Entries taken from a collection:
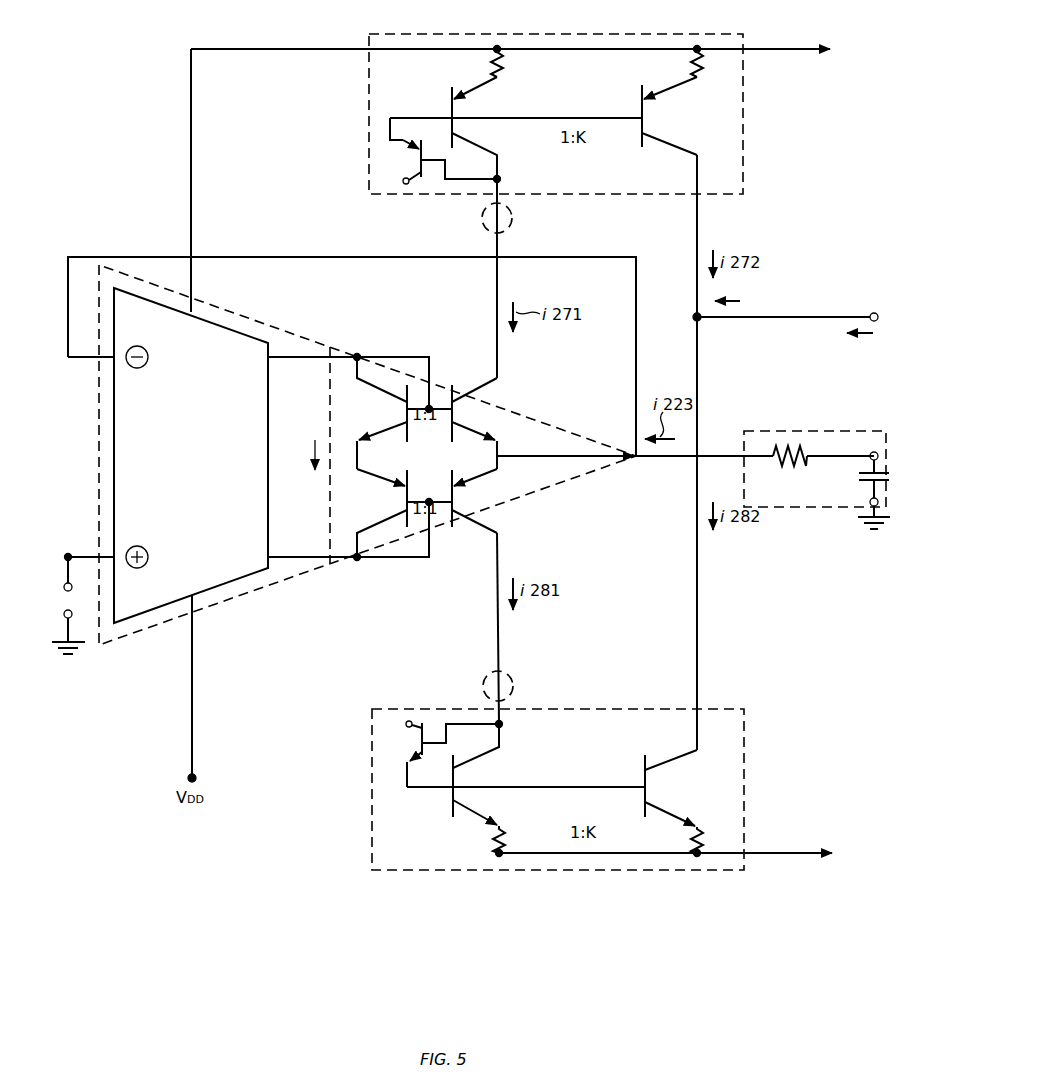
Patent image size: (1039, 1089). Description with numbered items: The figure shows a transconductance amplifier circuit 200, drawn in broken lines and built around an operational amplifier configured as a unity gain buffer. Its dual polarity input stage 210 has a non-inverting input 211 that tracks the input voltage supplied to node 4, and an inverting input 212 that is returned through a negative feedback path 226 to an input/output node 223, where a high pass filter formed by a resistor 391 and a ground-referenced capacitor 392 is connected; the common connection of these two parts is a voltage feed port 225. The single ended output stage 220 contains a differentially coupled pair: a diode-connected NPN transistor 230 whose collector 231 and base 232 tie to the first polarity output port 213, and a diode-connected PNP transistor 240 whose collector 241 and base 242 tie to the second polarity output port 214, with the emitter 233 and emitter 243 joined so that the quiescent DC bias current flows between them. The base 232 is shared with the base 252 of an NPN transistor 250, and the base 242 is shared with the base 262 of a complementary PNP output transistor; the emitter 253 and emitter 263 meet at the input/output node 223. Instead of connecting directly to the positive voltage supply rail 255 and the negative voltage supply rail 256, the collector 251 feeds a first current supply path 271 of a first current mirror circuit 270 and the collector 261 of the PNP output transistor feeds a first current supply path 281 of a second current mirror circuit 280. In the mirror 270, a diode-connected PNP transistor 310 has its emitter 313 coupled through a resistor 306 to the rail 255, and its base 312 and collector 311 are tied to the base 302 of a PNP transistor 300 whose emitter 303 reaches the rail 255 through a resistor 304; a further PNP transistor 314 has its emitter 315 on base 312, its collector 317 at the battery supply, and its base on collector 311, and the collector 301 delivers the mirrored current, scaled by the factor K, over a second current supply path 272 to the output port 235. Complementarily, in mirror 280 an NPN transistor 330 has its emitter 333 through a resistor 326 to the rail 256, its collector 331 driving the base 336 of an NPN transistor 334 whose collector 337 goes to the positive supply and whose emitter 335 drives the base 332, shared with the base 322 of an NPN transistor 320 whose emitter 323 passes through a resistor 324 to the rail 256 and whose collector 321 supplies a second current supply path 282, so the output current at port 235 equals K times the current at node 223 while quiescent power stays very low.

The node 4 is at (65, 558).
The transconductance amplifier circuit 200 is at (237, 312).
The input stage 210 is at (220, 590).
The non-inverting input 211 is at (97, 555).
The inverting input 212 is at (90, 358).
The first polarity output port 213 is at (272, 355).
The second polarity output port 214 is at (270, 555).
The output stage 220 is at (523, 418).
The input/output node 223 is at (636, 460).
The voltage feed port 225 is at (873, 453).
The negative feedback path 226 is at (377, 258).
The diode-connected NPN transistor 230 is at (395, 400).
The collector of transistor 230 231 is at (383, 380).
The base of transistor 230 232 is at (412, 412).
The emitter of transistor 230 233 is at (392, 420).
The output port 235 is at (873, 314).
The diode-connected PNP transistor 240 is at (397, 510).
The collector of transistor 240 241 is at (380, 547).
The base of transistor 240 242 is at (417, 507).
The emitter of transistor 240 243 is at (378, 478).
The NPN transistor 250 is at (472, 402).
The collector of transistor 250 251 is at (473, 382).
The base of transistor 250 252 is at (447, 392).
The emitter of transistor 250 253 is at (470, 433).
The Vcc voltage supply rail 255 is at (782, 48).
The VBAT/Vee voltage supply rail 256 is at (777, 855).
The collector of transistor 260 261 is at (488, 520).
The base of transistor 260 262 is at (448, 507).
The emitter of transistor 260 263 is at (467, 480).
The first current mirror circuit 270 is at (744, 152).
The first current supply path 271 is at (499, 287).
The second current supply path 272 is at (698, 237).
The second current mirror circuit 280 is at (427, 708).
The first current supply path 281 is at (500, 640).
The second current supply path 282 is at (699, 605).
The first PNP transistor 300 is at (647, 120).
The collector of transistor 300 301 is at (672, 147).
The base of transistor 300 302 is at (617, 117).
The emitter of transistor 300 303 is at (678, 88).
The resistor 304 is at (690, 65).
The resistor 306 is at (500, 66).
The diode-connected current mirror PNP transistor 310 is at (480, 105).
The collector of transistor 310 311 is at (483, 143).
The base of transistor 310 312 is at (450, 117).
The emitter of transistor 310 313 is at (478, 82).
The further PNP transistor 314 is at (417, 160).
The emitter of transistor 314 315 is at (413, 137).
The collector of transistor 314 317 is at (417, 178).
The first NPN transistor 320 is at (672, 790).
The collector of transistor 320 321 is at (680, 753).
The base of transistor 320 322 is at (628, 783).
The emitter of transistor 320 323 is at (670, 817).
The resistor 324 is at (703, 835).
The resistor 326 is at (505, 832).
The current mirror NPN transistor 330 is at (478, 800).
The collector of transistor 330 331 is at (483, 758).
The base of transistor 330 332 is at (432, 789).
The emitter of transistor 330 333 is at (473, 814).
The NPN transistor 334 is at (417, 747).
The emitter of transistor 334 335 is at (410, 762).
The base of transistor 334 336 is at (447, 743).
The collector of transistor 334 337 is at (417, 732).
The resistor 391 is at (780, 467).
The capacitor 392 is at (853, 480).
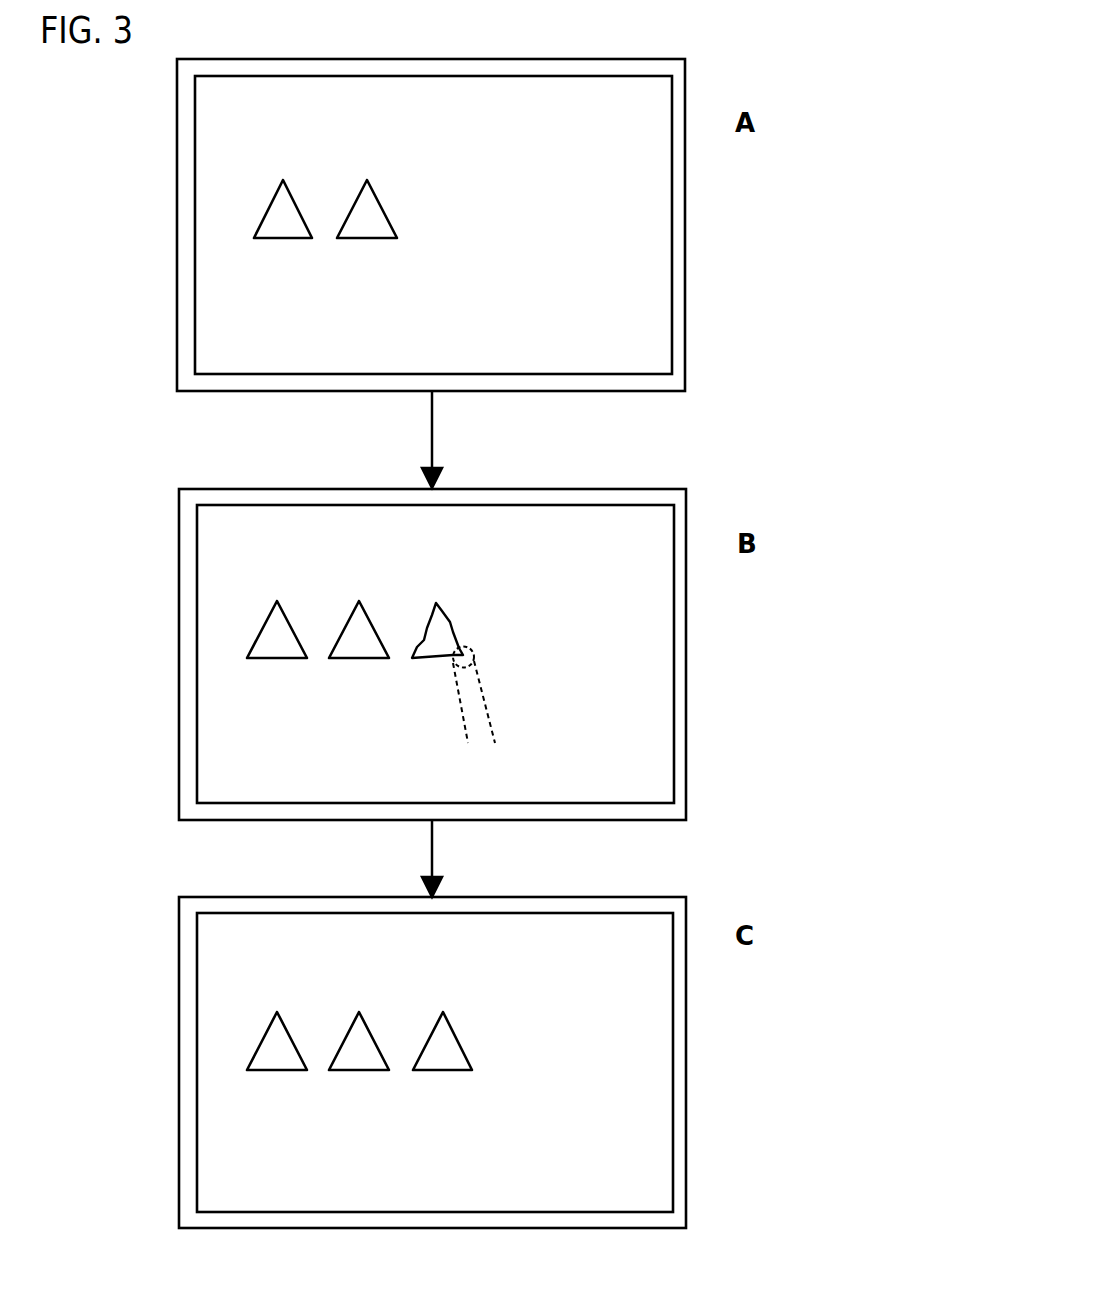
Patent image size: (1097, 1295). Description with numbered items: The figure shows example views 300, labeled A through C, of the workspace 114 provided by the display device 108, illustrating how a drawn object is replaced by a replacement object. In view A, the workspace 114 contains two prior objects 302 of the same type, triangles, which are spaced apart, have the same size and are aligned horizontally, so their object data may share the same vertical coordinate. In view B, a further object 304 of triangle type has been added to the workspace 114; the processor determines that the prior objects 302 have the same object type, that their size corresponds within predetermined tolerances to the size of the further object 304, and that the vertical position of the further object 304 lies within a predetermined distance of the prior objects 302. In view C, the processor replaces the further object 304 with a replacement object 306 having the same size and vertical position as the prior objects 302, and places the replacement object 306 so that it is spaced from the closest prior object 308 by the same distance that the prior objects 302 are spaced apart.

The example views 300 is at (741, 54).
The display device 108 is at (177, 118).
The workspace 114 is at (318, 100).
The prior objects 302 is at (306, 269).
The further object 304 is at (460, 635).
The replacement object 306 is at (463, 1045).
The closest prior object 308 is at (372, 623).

- THE EXERCISE:
Reproduce the listing above with every "Patent image size" replaced by "Drawing dimensions" and nothing else altered. Omit the pictures from your answer.

- RESULT OF THE EXERCISE:
Drawing dimensions: (1039, 1089). Description with numbered items: The figure shows a transconductance amplifier circuit 200, drawn in broken lines and built around an operational amplifier configured as a unity gain buffer. Its dual polarity input stage 210 has a non-inverting input 211 that tracks the input voltage supplied to node 4, and an inverting input 212 that is returned through a negative feedback path 226 to an input/output node 223, where a high pass filter formed by a resistor 391 and a ground-referenced capacitor 392 is connected; the common connection of these two parts is a voltage feed port 225. The single ended output stage 220 contains a differentially coupled pair: a diode-connected NPN transistor 230 whose collector 231 and base 232 tie to the first polarity output port 213, and a diode-connected PNP transistor 240 whose collector 241 and base 242 tie to the second polarity output port 214, with the emitter 233 and emitter 243 joined so that the quiescent DC bias current flows between them. The base 232 is shared with the base 252 of an NPN transistor 250, and the base 242 is shared with the base 262 of a complementary PNP output transistor; the emitter 253 and emitter 263 meet at the input/output node 223. Instead of connecting directly to the positive voltage supply rail 255 and the negative voltage supply rail 256, the collector 251 feeds a first current supply path 271 of a first current mirror circuit 270 and the collector 261 of the PNP output transistor feeds a first current supply path 281 of a second current mirror circuit 280. In the mirror 270, a diode-connected PNP transistor 310 has its emitter 313 coupled through a resistor 306 to the rail 255, and its base 312 and collector 311 are tied to the base 302 of a PNP transistor 300 whose emitter 303 reaches the rail 255 through a resistor 304; a further PNP transistor 314 has its emitter 315 on base 312, its collector 317 at the battery supply, and its base on collector 311, and the collector 301 delivers the mirrored current, scaled by the factor K, over a second current supply path 272 to the output port 235. Complementarily, in mirror 280 an NPN transistor 330 has its emitter 333 through a resistor 326 to the rail 256, its collector 331 driving the base 336 of an NPN transistor 334 whose collector 337 goes to the positive supply and whose emitter 335 drives the base 332, shared with the base 322 of an NPN transistor 320 whose emitter 323 passes through a resistor 324 to the rail 256 and whose collector 321 supplies a second current supply path 282, so the output current at port 235 equals K times the current at node 223 while quiescent power stays very low.

The node 4 is at (65, 558).
The transconductance amplifier circuit 200 is at (237, 312).
The input stage 210 is at (220, 590).
The non-inverting input 211 is at (97, 555).
The inverting input 212 is at (90, 358).
The first polarity output port 213 is at (272, 355).
The second polarity output port 214 is at (270, 555).
The output stage 220 is at (523, 418).
The input/output node 223 is at (636, 460).
The voltage feed port 225 is at (873, 453).
The negative feedback path 226 is at (377, 258).
The diode-connected NPN transistor 230 is at (395, 400).
The collector of transistor 230 231 is at (383, 380).
The base of transistor 230 232 is at (412, 412).
The emitter of transistor 230 233 is at (392, 420).
The output port 235 is at (873, 314).
The diode-connected PNP transistor 240 is at (397, 510).
The collector of transistor 240 241 is at (380, 547).
The base of transistor 240 242 is at (417, 507).
The emitter of transistor 240 243 is at (378, 478).
The NPN transistor 250 is at (472, 402).
The collector of transistor 250 251 is at (473, 382).
The base of transistor 250 252 is at (447, 392).
The emitter of transistor 250 253 is at (470, 433).
The Vcc voltage supply rail 255 is at (782, 48).
The VBAT/Vee voltage supply rail 256 is at (777, 855).
The collector of transistor 260 261 is at (488, 520).
The base of transistor 260 262 is at (448, 507).
The emitter of transistor 260 263 is at (467, 480).
The first current mirror circuit 270 is at (744, 152).
The first current supply path 271 is at (499, 287).
The second current supply path 272 is at (698, 237).
The second current mirror circuit 280 is at (427, 708).
The first current supply path 281 is at (500, 640).
The second current supply path 282 is at (699, 605).
The first PNP transistor 300 is at (647, 120).
The collector of transistor 300 301 is at (672, 147).
The base of transistor 300 302 is at (617, 117).
The emitter of transistor 300 303 is at (678, 88).
The resistor 304 is at (690, 65).
The resistor 306 is at (500, 66).
The diode-connected current mirror PNP transistor 310 is at (480, 105).
The collector of transistor 310 311 is at (483, 143).
The base of transistor 310 312 is at (450, 117).
The emitter of transistor 310 313 is at (478, 82).
The further PNP transistor 314 is at (417, 160).
The emitter of transistor 314 315 is at (413, 137).
The collector of transistor 314 317 is at (417, 178).
The first NPN transistor 320 is at (672, 790).
The collector of transistor 320 321 is at (680, 753).
The base of transistor 320 322 is at (628, 783).
The emitter of transistor 320 323 is at (670, 817).
The resistor 324 is at (703, 835).
The resistor 326 is at (505, 832).
The current mirror NPN transistor 330 is at (478, 800).
The collector of transistor 330 331 is at (483, 758).
The base of transistor 330 332 is at (432, 789).
The emitter of transistor 330 333 is at (473, 814).
The NPN transistor 334 is at (417, 747).
The emitter of transistor 334 335 is at (410, 762).
The base of transistor 334 336 is at (447, 743).
The collector of transistor 334 337 is at (417, 732).
The resistor 391 is at (780, 467).
The capacitor 392 is at (853, 480).
Drawing dimensions: (1097, 1295). Description with numbered items: The figure shows example views 300, labeled A through C, of the workspace 114 provided by the display device 108, illustrating how a drawn object is replaced by a replacement object. In view A, the workspace 114 contains two prior objects 302 of the same type, triangles, which are spaced apart, have the same size and are aligned horizontally, so their object data may share the same vertical coordinate. In view B, a further object 304 of triangle type has been added to the workspace 114; the processor determines that the prior objects 302 have the same object type, that their size corresponds within predetermined tolerances to the size of the further object 304, and that the vertical position of the further object 304 lies within a predetermined distance of the prior objects 302. In view C, the processor replaces the further object 304 with a replacement object 306 having the same size and vertical position as the prior objects 302, and places the replacement object 306 so that it is spaced from the closest prior object 308 by the same distance that the prior objects 302 are spaced apart.

The example views 300 is at (741, 54).
The display device 108 is at (177, 118).
The workspace 114 is at (318, 100).
The prior objects 302 is at (306, 269).
The further object 304 is at (460, 635).
The replacement object 306 is at (463, 1045).
The closest prior object 308 is at (372, 623).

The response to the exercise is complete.